§ What is being asked: The entries are to be repeated exactly, with all pictures omitted.

---

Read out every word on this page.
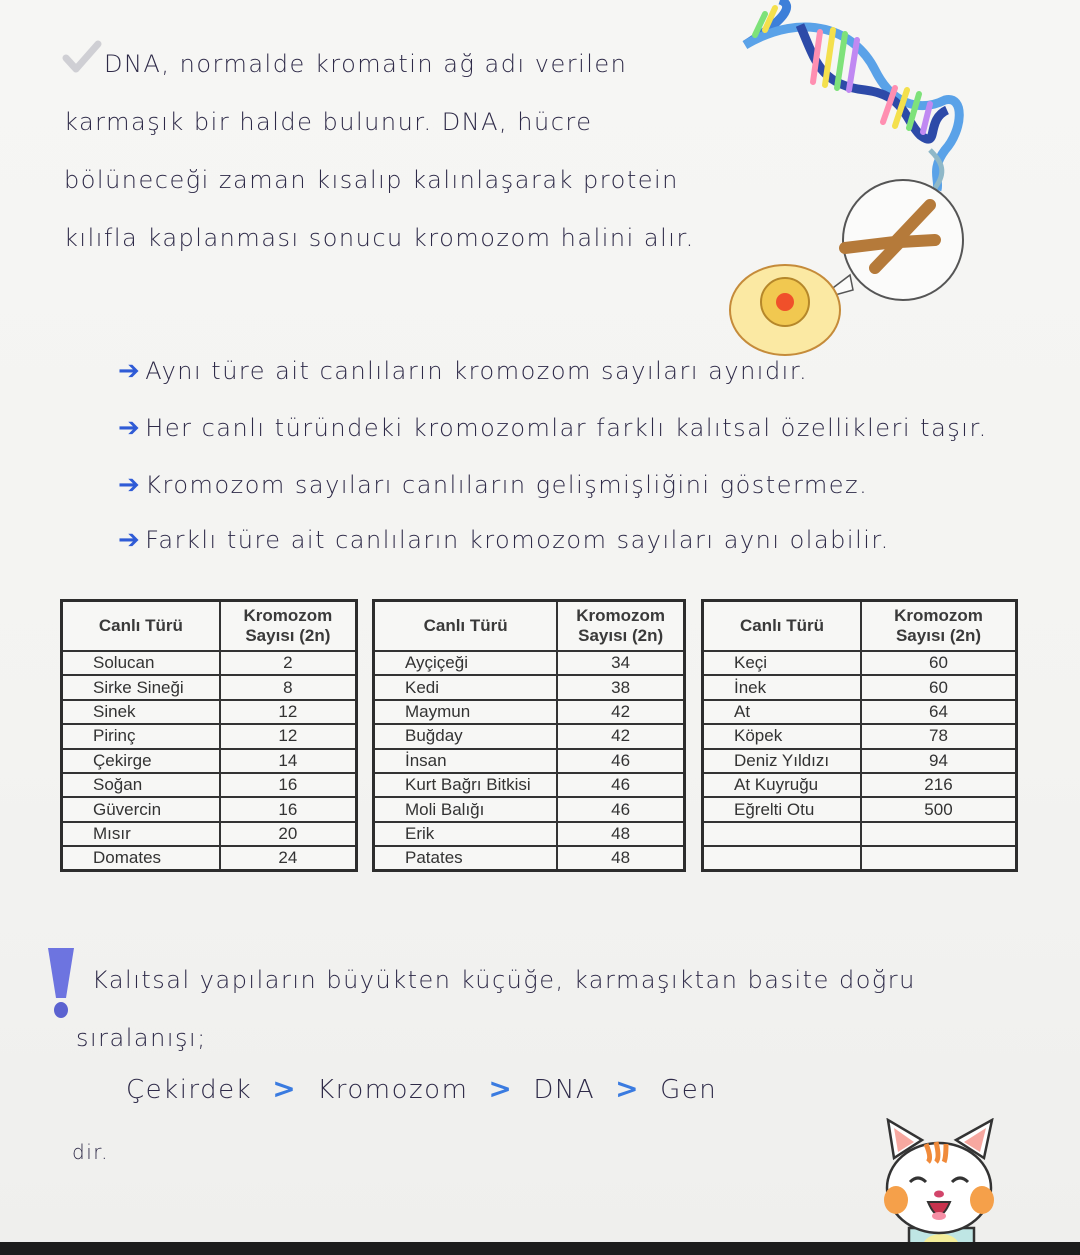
DNA, normalde kromatin ağ adı verilen
karmaşık bir halde bulunur. DNA, hücre
bölüneceği zaman kısalıp kalınlaşarak protein
kılıfla kaplanması sonucu kromozom halini alır.
➔ Aynı türe ait canlıların kromozom sayıları aynıdır.
➔ Her canlı türündeki kromozomlar farklı kalıtsal özellikleri taşır.
➔ Kromozom sayıları canlıların gelişmişliğini göstermez.
➔ Farklı türe ait canlıların kromozom sayıları aynı olabilir.
Canlı Türü	Kromozom
Sayısı (2n)
Solucan	2
Sirke Sineği	8
Sinek	12
Pirinç	12
Çekirge	14
Soğan	16
Güvercin	16
Mısır	20
Domates	24
Canlı Türü	Kromozom
Sayısı (2n)
Ayçiçeği	34
Kedi	38
Maymun	42
Buğday	42
İnsan	46
Kurt Bağrı Bitkisi	46
Moli Balığı	46
Erik	48
Patates	48
Canlı Türü	Kromozom
Sayısı (2n)
Keçi	60
İnek	60
At	64
Köpek	78
Deniz Yıldızı	94
At Kuyruğu	216
Eğrelti Otu	500

Kalıtsal yapıların büyükten küçüğe, karmaşıktan basite doğru
sıralanışı;
Çekirdek > Kromozom > DNA > Gen
dir.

---

§ Solution for this problem:
Read out every word on this page.
DNA, normalde kromatin ağ adı verilen
karmaşık bir halde bulunur. DNA, hücre
bölüneceği zaman kısalıp kalınlaşarak protein
kılıfla kaplanması sonucu kromozom halini alır.
➔ Aynı türe ait canlıların kromozom sayıları aynıdır.
➔ Her canlı türündeki kromozomlar farklı kalıtsal özellikleri taşır.
➔ Kromozom sayıları canlıların gelişmişliğini göstermez.
➔ Farklı türe ait canlıların kromozom sayıları aynı olabilir.
Canlı Türü	Kromozom
Sayısı (2n)
Solucan	2
Sirke Sineği	8
Sinek	12
Pirinç	12
Çekirge	14
Soğan	16
Güvercin	16
Mısır	20
Domates	24
Canlı Türü	Kromozom
Sayısı (2n)
Ayçiçeği	34
Kedi	38
Maymun	42
Buğday	42
İnsan	46
Kurt Bağrı Bitkisi	46
Moli Balığı	46
Erik	48
Patates	48
Canlı Türü	Kromozom
Sayısı (2n)
Keçi	60
İnek	60
At	64
Köpek	78
Deniz Yıldızı	94
At Kuyruğu	216
Eğrelti Otu	500

Kalıtsal yapıların büyükten küçüğe, karmaşıktan basite doğru
sıralanışı;
Çekirdek > Kromozom > DNA > Gen
dir.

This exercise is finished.